Records from a dataset:
◇ ◇ ◇ ◇ ◇ ◇ ◇

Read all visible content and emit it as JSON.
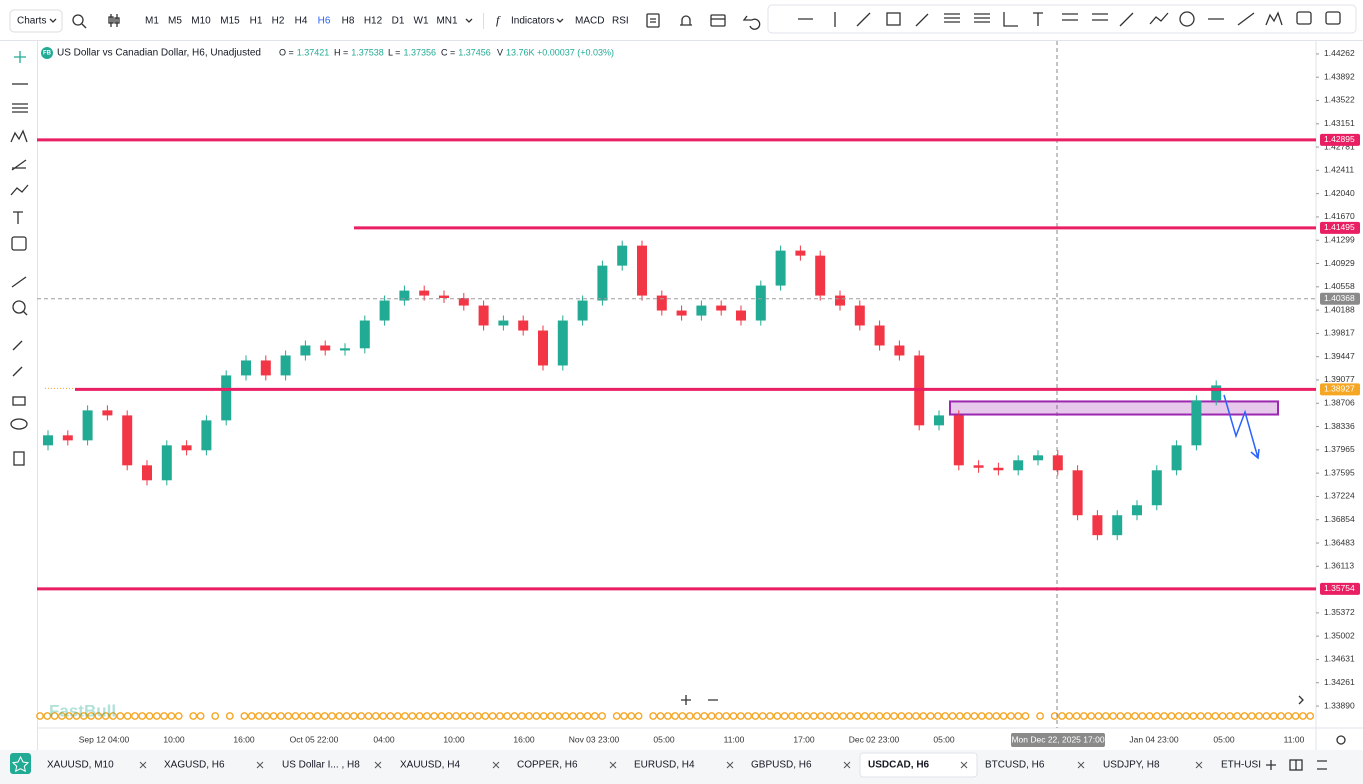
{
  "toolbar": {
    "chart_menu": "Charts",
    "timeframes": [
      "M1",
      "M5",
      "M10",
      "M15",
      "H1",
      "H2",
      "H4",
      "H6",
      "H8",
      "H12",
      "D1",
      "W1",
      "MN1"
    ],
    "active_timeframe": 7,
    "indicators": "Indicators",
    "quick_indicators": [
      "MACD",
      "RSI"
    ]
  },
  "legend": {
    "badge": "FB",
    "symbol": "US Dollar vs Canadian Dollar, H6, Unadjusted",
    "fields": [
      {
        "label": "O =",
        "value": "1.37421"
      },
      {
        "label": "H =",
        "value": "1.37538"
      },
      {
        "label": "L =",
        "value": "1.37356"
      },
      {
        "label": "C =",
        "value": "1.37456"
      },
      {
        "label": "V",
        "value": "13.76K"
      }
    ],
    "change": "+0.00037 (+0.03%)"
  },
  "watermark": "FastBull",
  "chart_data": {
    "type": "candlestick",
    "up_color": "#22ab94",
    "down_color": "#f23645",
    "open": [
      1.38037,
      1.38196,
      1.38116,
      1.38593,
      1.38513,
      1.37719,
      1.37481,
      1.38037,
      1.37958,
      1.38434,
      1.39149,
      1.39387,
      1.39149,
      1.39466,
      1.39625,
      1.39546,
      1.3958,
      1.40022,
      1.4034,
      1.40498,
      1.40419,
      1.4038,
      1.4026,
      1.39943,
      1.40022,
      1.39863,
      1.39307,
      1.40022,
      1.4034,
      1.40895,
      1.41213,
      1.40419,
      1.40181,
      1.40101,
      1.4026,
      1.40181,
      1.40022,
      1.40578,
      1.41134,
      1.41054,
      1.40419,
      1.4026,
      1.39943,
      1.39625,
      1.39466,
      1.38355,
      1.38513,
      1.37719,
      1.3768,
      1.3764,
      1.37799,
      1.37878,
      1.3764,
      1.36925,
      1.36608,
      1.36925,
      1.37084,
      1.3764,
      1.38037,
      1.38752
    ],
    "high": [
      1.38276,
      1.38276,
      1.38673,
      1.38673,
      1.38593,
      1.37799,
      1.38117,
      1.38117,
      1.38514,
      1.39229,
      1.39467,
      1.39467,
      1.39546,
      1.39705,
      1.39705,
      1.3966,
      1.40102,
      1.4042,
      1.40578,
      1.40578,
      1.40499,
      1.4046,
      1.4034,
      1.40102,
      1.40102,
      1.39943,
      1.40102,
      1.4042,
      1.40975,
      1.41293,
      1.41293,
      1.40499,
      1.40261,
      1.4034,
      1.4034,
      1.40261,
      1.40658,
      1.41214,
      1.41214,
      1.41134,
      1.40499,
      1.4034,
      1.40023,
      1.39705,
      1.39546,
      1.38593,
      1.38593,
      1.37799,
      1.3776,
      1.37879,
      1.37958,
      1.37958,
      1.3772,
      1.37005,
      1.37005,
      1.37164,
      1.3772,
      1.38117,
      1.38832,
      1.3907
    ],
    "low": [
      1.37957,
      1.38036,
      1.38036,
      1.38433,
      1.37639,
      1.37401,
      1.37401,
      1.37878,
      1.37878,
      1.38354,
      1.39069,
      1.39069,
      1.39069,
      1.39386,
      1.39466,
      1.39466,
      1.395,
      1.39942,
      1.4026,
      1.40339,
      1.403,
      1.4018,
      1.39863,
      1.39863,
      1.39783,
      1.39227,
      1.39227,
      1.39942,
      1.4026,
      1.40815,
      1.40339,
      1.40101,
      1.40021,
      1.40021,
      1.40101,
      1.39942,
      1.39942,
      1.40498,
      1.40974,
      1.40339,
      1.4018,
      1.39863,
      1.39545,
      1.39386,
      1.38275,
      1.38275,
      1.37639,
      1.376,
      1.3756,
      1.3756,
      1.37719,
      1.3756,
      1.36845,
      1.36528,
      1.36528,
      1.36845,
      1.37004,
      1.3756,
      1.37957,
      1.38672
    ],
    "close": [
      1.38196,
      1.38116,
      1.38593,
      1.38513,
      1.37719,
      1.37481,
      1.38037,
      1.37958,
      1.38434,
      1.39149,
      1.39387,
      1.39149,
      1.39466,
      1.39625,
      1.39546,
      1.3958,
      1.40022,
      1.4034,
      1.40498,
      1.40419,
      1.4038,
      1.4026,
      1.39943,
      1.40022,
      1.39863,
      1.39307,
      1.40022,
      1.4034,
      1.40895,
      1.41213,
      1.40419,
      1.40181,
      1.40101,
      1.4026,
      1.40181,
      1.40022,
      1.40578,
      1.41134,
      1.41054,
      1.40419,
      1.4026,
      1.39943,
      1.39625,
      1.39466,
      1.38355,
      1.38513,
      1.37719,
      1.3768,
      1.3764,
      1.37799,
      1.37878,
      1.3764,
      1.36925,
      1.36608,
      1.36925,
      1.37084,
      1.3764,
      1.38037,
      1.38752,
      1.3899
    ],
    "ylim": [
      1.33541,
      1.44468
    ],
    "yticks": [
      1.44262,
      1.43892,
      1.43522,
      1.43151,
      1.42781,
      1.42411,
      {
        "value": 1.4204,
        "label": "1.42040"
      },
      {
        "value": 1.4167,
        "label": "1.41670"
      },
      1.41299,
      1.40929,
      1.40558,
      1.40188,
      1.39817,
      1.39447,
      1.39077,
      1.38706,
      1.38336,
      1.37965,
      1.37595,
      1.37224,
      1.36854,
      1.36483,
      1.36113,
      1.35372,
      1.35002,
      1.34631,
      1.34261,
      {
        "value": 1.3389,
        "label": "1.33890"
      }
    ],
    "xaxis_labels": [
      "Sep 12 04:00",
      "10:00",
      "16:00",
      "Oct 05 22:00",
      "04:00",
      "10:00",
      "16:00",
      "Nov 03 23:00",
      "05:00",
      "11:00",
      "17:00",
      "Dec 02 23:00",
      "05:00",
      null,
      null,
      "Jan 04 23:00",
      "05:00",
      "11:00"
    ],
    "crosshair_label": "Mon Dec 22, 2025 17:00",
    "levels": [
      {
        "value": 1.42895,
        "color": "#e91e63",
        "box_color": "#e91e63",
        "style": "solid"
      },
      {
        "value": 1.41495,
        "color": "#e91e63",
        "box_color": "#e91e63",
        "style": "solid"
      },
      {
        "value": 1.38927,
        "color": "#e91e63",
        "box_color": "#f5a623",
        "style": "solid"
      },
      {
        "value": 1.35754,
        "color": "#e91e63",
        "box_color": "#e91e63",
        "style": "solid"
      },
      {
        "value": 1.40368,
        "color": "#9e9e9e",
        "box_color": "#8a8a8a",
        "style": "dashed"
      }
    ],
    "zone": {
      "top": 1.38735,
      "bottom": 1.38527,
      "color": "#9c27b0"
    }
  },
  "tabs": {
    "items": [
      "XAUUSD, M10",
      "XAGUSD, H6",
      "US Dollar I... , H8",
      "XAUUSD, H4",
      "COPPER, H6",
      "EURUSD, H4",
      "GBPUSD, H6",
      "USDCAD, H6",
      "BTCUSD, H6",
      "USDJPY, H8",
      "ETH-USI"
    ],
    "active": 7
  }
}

◇ ◇ ◇ ◇ ◇ ◇ ◇

• Exercise directions: Repeat the material above word for word, please, apart from its images.

• The result:
Read all visible content and emit it as JSON.
{
  "toolbar": {
    "chart_menu": "Charts",
    "timeframes": [
      "M1",
      "M5",
      "M10",
      "M15",
      "H1",
      "H2",
      "H4",
      "H6",
      "H8",
      "H12",
      "D1",
      "W1",
      "MN1"
    ],
    "active_timeframe": 7,
    "indicators": "Indicators",
    "quick_indicators": [
      "MACD",
      "RSI"
    ]
  },
  "legend": {
    "badge": "FB",
    "symbol": "US Dollar vs Canadian Dollar, H6, Unadjusted",
    "fields": [
      {
        "label": "O =",
        "value": "1.37421"
      },
      {
        "label": "H =",
        "value": "1.37538"
      },
      {
        "label": "L =",
        "value": "1.37356"
      },
      {
        "label": "C =",
        "value": "1.37456"
      },
      {
        "label": "V",
        "value": "13.76K"
      }
    ],
    "change": "+0.00037 (+0.03%)"
  },
  "watermark": "FastBull",
  "chart_data": {
    "type": "candlestick",
    "up_color": "#22ab94",
    "down_color": "#f23645",
    "open": [
      1.38037,
      1.38196,
      1.38116,
      1.38593,
      1.38513,
      1.37719,
      1.37481,
      1.38037,
      1.37958,
      1.38434,
      1.39149,
      1.39387,
      1.39149,
      1.39466,
      1.39625,
      1.39546,
      1.3958,
      1.40022,
      1.4034,
      1.40498,
      1.40419,
      1.4038,
      1.4026,
      1.39943,
      1.40022,
      1.39863,
      1.39307,
      1.40022,
      1.4034,
      1.40895,
      1.41213,
      1.40419,
      1.40181,
      1.40101,
      1.4026,
      1.40181,
      1.40022,
      1.40578,
      1.41134,
      1.41054,
      1.40419,
      1.4026,
      1.39943,
      1.39625,
      1.39466,
      1.38355,
      1.38513,
      1.37719,
      1.3768,
      1.3764,
      1.37799,
      1.37878,
      1.3764,
      1.36925,
      1.36608,
      1.36925,
      1.37084,
      1.3764,
      1.38037,
      1.38752
    ],
    "high": [
      1.38276,
      1.38276,
      1.38673,
      1.38673,
      1.38593,
      1.37799,
      1.38117,
      1.38117,
      1.38514,
      1.39229,
      1.39467,
      1.39467,
      1.39546,
      1.39705,
      1.39705,
      1.3966,
      1.40102,
      1.4042,
      1.40578,
      1.40578,
      1.40499,
      1.4046,
      1.4034,
      1.40102,
      1.40102,
      1.39943,
      1.40102,
      1.4042,
      1.40975,
      1.41293,
      1.41293,
      1.40499,
      1.40261,
      1.4034,
      1.4034,
      1.40261,
      1.40658,
      1.41214,
      1.41214,
      1.41134,
      1.40499,
      1.4034,
      1.40023,
      1.39705,
      1.39546,
      1.38593,
      1.38593,
      1.37799,
      1.3776,
      1.37879,
      1.37958,
      1.37958,
      1.3772,
      1.37005,
      1.37005,
      1.37164,
      1.3772,
      1.38117,
      1.38832,
      1.3907
    ],
    "low": [
      1.37957,
      1.38036,
      1.38036,
      1.38433,
      1.37639,
      1.37401,
      1.37401,
      1.37878,
      1.37878,
      1.38354,
      1.39069,
      1.39069,
      1.39069,
      1.39386,
      1.39466,
      1.39466,
      1.395,
      1.39942,
      1.4026,
      1.40339,
      1.403,
      1.4018,
      1.39863,
      1.39863,
      1.39783,
      1.39227,
      1.39227,
      1.39942,
      1.4026,
      1.40815,
      1.40339,
      1.40101,
      1.40021,
      1.40021,
      1.40101,
      1.39942,
      1.39942,
      1.40498,
      1.40974,
      1.40339,
      1.4018,
      1.39863,
      1.39545,
      1.39386,
      1.38275,
      1.38275,
      1.37639,
      1.376,
      1.3756,
      1.3756,
      1.37719,
      1.3756,
      1.36845,
      1.36528,
      1.36528,
      1.36845,
      1.37004,
      1.3756,
      1.37957,
      1.38672
    ],
    "close": [
      1.38196,
      1.38116,
      1.38593,
      1.38513,
      1.37719,
      1.37481,
      1.38037,
      1.37958,
      1.38434,
      1.39149,
      1.39387,
      1.39149,
      1.39466,
      1.39625,
      1.39546,
      1.3958,
      1.40022,
      1.4034,
      1.40498,
      1.40419,
      1.4038,
      1.4026,
      1.39943,
      1.40022,
      1.39863,
      1.39307,
      1.40022,
      1.4034,
      1.40895,
      1.41213,
      1.40419,
      1.40181,
      1.40101,
      1.4026,
      1.40181,
      1.40022,
      1.40578,
      1.41134,
      1.41054,
      1.40419,
      1.4026,
      1.39943,
      1.39625,
      1.39466,
      1.38355,
      1.38513,
      1.37719,
      1.3768,
      1.3764,
      1.37799,
      1.37878,
      1.3764,
      1.36925,
      1.36608,
      1.36925,
      1.37084,
      1.3764,
      1.38037,
      1.38752,
      1.3899
    ],
    "ylim": [
      1.33541,
      1.44468
    ],
    "yticks": [
      1.44262,
      1.43892,
      1.43522,
      1.43151,
      1.42781,
      1.42411,
      {
        "value": 1.4204,
        "label": "1.42040"
      },
      {
        "value": 1.4167,
        "label": "1.41670"
      },
      1.41299,
      1.40929,
      1.40558,
      1.40188,
      1.39817,
      1.39447,
      1.39077,
      1.38706,
      1.38336,
      1.37965,
      1.37595,
      1.37224,
      1.36854,
      1.36483,
      1.36113,
      1.35372,
      1.35002,
      1.34631,
      1.34261,
      {
        "value": 1.3389,
        "label": "1.33890"
      }
    ],
    "xaxis_labels": [
      "Sep 12 04:00",
      "10:00",
      "16:00",
      "Oct 05 22:00",
      "04:00",
      "10:00",
      "16:00",
      "Nov 03 23:00",
      "05:00",
      "11:00",
      "17:00",
      "Dec 02 23:00",
      "05:00",
      null,
      null,
      "Jan 04 23:00",
      "05:00",
      "11:00"
    ],
    "crosshair_label": "Mon Dec 22, 2025 17:00",
    "levels": [
      {
        "value": 1.42895,
        "color": "#e91e63",
        "box_color": "#e91e63",
        "style": "solid"
      },
      {
        "value": 1.41495,
        "color": "#e91e63",
        "box_color": "#e91e63",
        "style": "solid"
      },
      {
        "value": 1.38927,
        "color": "#e91e63",
        "box_color": "#f5a623",
        "style": "solid"
      },
      {
        "value": 1.35754,
        "color": "#e91e63",
        "box_color": "#e91e63",
        "style": "solid"
      },
      {
        "value": 1.40368,
        "color": "#9e9e9e",
        "box_color": "#8a8a8a",
        "style": "dashed"
      }
    ],
    "zone": {
      "top": 1.38735,
      "bottom": 1.38527,
      "color": "#9c27b0"
    }
  },
  "tabs": {
    "items": [
      "XAUUSD, M10",
      "XAGUSD, H6",
      "US Dollar I... , H8",
      "XAUUSD, H4",
      "COPPER, H6",
      "EURUSD, H4",
      "GBPUSD, H6",
      "USDCAD, H6",
      "BTCUSD, H6",
      "USDJPY, H8",
      "ETH-USI"
    ],
    "active": 7
  }
}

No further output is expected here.